**Exercise description**.
Only the pictures are to be left out; set down the rest of the records exactly.

**Record extracts**.

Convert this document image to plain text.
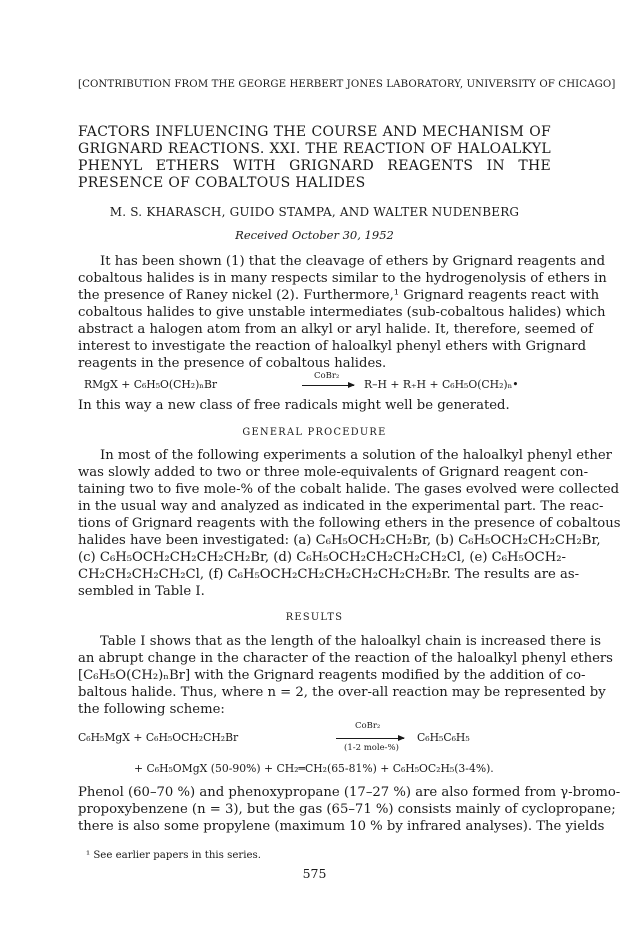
[CONTRIBUTION FROM THE GEORGE HERBERT JONES LABORATORY, UNIVERSITY OF CHICAGO]
FACTORS INFLUENCING THE COURSE AND MECHANISM OF
GRIGNARD REACTIONS. XXI. THE REACTION OF HALOALKYL
PHENYL ETHERS WITH GRIGNARD REAGENTS IN THE
PRESENCE OF COBALTOUS HALIDES
M. S. KHARASCH, GUIDO STAMPA, AND WALTER NUDENBERG
Received October 30, 1952
It has been shown (1) that the cleavage of ethers by Grignard reagents and
cobaltous halides is in many respects similar to the hydrogenolysis of ethers in
the presence of Raney nickel (2). Furthermore,¹ Grignard reagents react with
cobaltous halides to give unstable intermediates (sub-cobaltous halides) which
abstract a halogen atom from an alkyl or aryl halide. It, therefore, seemed of
interest to investigate the reaction of haloalkyl phenyl ethers with Grignard
reagents in the presence of cobaltous halides.
RMgX + C₆H₅O(CH₂)ₙBr
CoBr₂
→ R–H + R₊H + C₆H₅O(CH₂)ₙ•
In this way a new class of free radicals might well be generated.
GENERAL PROCEDURE
In most of the following experiments a solution of the haloalkyl phenyl ether
was slowly added to two or three mole-equivalents of Grignard reagent con-
taining two to five mole-% of the cobalt halide. The gases evolved were collected
in the usual way and analyzed as indicated in the experimental part. The reac-
tions of Grignard reagents with the following ethers in the presence of cobaltous
halides have been investigated: (a) C₆H₅OCH₂CH₂Br, (b) C₆H₅OCH₂CH₂CH₂Br,
(c) C₆H₅OCH₂CH₂CH₂CH₂Br, (d) C₆H₅OCH₂CH₂CH₂CH₂Cl, (e) C₆H₅OCH₂-
CH₂CH₂CH₂CH₂Cl, (f) C₆H₅OCH₂CH₂CH₂CH₂CH₂CH₂Br. The results are as-
sembled in Table I.
RESULTS
Table I shows that as the length of the haloalkyl chain is increased there is
an abrupt change in the character of the reaction of the haloalkyl phenyl ethers
[C₆H₅O(CH₂)ₙBr] with the Grignard reagents modified by the addition of co-
baltous halide. Thus, where n = 2, the over-all reaction may be represented by
the following scheme:
C₆H₅MgX + C₆H₅OCH₂CH₂Br
CoBr₂
(1-2 mole-%)
C₆H₅C₆H₅
+ C₆H₅OMgX (50-90%) + CH₂═CH₂(65-81%) + C₆H₅OC₂H₅(3-4%).
Phenol (60–70 %) and phenoxypropane (17–27 %) are also formed from γ-bromo-
propoxybenzene (n = 3), but the gas (65–71 %) consists mainly of cyclopropane;
there is also some propylene (maximum 10 % by infrared analyses). The yields
¹ See earlier papers in this series.
575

**Solution to this exercise**.
Convert this document image to plain text.
[CONTRIBUTION FROM THE GEORGE HERBERT JONES LABORATORY, UNIVERSITY OF CHICAGO]
FACTORS INFLUENCING THE COURSE AND MECHANISM OF
GRIGNARD REACTIONS. XXI. THE REACTION OF HALOALKYL
PHENYL ETHERS WITH GRIGNARD REAGENTS IN THE
PRESENCE OF COBALTOUS HALIDES
M. S. KHARASCH, GUIDO STAMPA, AND WALTER NUDENBERG
Received October 30, 1952
It has been shown (1) that the cleavage of ethers by Grignard reagents and
cobaltous halides is in many respects similar to the hydrogenolysis of ethers in
the presence of Raney nickel (2). Furthermore,¹ Grignard reagents react with
cobaltous halides to give unstable intermediates (sub-cobaltous halides) which
abstract a halogen atom from an alkyl or aryl halide. It, therefore, seemed of
interest to investigate the reaction of haloalkyl phenyl ethers with Grignard
reagents in the presence of cobaltous halides.
RMgX + C₆H₅O(CH₂)ₙBr
CoBr₂
→ R–H + R₊H + C₆H₅O(CH₂)ₙ•
In this way a new class of free radicals might well be generated.
GENERAL PROCEDURE
In most of the following experiments a solution of the haloalkyl phenyl ether
was slowly added to two or three mole-equivalents of Grignard reagent con-
taining two to five mole-% of the cobalt halide. The gases evolved were collected
in the usual way and analyzed as indicated in the experimental part. The reac-
tions of Grignard reagents with the following ethers in the presence of cobaltous
halides have been investigated: (a) C₆H₅OCH₂CH₂Br, (b) C₆H₅OCH₂CH₂CH₂Br,
(c) C₆H₅OCH₂CH₂CH₂CH₂Br, (d) C₆H₅OCH₂CH₂CH₂CH₂Cl, (e) C₆H₅OCH₂-
CH₂CH₂CH₂CH₂Cl, (f) C₆H₅OCH₂CH₂CH₂CH₂CH₂CH₂Br. The results are as-
sembled in Table I.
RESULTS
Table I shows that as the length of the haloalkyl chain is increased there is
an abrupt change in the character of the reaction of the haloalkyl phenyl ethers
[C₆H₅O(CH₂)ₙBr] with the Grignard reagents modified by the addition of co-
baltous halide. Thus, where n = 2, the over-all reaction may be represented by
the following scheme:
C₆H₅MgX + C₆H₅OCH₂CH₂Br
CoBr₂
(1-2 mole-%)
C₆H₅C₆H₅
+ C₆H₅OMgX (50-90%) + CH₂═CH₂(65-81%) + C₆H₅OC₂H₅(3-4%).
Phenol (60–70 %) and phenoxypropane (17–27 %) are also formed from γ-bromo-
propoxybenzene (n = 3), but the gas (65–71 %) consists mainly of cyclopropane;
there is also some propylene (maximum 10 % by infrared analyses). The yields
¹ See earlier papers in this series.
575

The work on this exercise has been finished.